→ **REQUIRED WORK**
Pull out every line below containing the word "TradingView".

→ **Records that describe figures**

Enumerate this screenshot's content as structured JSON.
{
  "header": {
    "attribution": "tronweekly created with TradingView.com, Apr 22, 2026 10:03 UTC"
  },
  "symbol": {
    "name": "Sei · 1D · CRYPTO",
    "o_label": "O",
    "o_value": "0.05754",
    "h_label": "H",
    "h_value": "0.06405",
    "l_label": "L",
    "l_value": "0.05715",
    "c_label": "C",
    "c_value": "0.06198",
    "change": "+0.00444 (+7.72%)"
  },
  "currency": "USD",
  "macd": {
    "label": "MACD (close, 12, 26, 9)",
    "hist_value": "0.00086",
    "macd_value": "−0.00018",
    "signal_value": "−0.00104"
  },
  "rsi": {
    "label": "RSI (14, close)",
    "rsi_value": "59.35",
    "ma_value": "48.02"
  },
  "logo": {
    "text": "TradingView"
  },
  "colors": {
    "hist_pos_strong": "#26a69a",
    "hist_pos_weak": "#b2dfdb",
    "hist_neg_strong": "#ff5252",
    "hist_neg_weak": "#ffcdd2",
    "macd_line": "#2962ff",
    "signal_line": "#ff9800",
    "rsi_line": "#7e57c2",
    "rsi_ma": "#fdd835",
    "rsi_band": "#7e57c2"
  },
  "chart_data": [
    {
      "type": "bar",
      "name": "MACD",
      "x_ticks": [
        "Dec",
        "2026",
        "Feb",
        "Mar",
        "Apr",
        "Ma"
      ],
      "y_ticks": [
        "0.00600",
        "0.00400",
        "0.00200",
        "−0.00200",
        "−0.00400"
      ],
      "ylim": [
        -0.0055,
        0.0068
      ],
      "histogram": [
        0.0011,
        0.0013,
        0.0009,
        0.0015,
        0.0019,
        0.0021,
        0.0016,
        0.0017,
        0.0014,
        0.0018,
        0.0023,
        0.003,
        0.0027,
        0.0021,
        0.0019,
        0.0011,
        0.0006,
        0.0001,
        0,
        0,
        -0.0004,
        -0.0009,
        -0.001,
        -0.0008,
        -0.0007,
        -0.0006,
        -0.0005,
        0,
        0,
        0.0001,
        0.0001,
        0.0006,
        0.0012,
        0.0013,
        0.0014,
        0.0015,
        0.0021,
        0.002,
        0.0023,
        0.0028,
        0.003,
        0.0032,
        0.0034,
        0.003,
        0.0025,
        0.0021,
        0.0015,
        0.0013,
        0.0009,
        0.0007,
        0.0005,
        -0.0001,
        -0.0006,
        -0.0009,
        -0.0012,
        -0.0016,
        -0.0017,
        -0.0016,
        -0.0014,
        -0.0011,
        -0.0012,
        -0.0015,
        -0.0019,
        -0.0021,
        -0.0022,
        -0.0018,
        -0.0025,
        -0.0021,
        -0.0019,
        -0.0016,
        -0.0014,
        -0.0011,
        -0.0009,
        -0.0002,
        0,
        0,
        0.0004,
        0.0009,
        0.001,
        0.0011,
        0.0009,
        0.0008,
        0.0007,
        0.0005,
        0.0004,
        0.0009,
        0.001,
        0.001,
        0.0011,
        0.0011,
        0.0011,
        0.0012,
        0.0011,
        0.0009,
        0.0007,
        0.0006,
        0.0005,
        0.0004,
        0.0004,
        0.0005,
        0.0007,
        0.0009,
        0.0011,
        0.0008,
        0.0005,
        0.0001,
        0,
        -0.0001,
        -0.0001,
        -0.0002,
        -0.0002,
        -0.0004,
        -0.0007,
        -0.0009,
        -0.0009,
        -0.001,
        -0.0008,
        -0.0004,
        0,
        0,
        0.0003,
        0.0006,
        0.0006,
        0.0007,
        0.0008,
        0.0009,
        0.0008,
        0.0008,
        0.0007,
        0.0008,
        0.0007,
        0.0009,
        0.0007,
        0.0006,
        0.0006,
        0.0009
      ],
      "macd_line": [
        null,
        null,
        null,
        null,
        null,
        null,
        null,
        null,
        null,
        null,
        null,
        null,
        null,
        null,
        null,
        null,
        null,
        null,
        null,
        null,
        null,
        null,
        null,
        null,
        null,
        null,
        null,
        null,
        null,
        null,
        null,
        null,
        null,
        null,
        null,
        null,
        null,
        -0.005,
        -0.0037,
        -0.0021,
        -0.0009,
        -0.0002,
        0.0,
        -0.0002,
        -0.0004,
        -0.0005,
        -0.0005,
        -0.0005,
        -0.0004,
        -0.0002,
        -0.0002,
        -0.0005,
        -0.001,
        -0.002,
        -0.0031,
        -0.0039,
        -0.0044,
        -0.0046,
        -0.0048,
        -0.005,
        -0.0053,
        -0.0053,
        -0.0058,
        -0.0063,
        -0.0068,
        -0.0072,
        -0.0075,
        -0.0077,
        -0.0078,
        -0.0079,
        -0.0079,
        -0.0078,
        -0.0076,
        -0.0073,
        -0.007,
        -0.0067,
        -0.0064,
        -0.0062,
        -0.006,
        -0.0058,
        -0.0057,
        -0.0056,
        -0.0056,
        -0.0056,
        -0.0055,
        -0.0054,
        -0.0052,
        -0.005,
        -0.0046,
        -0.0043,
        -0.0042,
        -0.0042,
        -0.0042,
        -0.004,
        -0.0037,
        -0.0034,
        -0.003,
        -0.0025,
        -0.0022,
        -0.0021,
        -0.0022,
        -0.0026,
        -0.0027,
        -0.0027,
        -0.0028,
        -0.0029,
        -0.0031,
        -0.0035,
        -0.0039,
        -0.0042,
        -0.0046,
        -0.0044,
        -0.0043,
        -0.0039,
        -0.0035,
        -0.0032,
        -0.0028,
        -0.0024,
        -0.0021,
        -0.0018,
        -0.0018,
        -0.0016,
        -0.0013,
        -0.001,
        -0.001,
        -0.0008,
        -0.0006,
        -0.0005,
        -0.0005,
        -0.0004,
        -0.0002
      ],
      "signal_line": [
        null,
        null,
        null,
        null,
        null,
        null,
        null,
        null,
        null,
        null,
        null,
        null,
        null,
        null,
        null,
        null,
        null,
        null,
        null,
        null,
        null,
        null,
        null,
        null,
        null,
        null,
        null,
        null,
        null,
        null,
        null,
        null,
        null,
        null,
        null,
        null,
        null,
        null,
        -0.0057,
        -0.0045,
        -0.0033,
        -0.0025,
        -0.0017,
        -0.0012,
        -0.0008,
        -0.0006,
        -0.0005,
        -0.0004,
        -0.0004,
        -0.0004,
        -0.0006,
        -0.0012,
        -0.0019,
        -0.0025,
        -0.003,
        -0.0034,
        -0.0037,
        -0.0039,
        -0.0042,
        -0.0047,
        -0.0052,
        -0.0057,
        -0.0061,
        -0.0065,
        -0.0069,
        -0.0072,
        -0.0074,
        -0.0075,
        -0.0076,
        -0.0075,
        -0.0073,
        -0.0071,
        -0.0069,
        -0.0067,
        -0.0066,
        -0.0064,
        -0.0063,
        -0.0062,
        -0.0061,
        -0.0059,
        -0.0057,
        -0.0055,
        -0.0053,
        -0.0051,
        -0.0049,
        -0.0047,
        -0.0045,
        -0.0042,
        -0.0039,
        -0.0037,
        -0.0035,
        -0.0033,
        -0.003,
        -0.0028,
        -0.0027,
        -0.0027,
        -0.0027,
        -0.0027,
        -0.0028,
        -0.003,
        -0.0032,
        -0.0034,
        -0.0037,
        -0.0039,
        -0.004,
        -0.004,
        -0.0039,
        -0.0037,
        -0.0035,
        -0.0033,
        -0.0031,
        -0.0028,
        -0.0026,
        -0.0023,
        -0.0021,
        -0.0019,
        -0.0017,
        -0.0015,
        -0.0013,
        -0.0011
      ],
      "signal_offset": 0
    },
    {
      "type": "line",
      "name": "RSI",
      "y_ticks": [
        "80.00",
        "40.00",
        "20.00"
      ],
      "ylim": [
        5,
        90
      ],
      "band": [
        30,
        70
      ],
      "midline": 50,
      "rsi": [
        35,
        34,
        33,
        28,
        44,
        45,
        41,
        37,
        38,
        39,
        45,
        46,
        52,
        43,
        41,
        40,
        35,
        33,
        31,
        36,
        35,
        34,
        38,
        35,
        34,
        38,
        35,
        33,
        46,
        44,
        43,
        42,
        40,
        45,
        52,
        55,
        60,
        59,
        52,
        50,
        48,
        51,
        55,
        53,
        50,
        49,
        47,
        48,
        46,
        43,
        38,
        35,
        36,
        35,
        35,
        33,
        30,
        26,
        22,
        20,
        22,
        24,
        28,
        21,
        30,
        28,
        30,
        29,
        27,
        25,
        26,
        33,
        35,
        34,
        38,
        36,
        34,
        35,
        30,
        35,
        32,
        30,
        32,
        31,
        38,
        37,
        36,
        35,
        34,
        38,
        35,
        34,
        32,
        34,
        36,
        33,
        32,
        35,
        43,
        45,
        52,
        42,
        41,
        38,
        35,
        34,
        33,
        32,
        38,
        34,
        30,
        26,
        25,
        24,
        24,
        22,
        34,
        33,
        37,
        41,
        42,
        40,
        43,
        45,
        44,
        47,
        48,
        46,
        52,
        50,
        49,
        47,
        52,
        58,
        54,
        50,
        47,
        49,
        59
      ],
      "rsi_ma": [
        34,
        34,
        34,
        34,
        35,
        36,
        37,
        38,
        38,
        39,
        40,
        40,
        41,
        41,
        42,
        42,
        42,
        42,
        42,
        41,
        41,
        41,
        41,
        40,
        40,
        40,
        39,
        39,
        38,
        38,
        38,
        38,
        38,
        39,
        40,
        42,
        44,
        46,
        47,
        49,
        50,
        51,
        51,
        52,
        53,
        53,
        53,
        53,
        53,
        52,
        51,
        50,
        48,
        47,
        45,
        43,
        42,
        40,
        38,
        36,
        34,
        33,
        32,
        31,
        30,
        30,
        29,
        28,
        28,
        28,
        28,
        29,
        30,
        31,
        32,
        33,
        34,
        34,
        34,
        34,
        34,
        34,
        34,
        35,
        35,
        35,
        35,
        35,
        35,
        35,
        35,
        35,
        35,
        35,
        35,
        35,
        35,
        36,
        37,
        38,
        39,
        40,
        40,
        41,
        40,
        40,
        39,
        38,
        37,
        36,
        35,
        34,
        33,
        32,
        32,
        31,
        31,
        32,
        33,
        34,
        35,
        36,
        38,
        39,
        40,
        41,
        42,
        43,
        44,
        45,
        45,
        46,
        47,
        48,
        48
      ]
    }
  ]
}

→ **WRITTEN RESPONSE**
    "attribution": "tronweekly created with TradingView.com, Apr 22, 2026 10:03 UTC"
    "text": "TradingView"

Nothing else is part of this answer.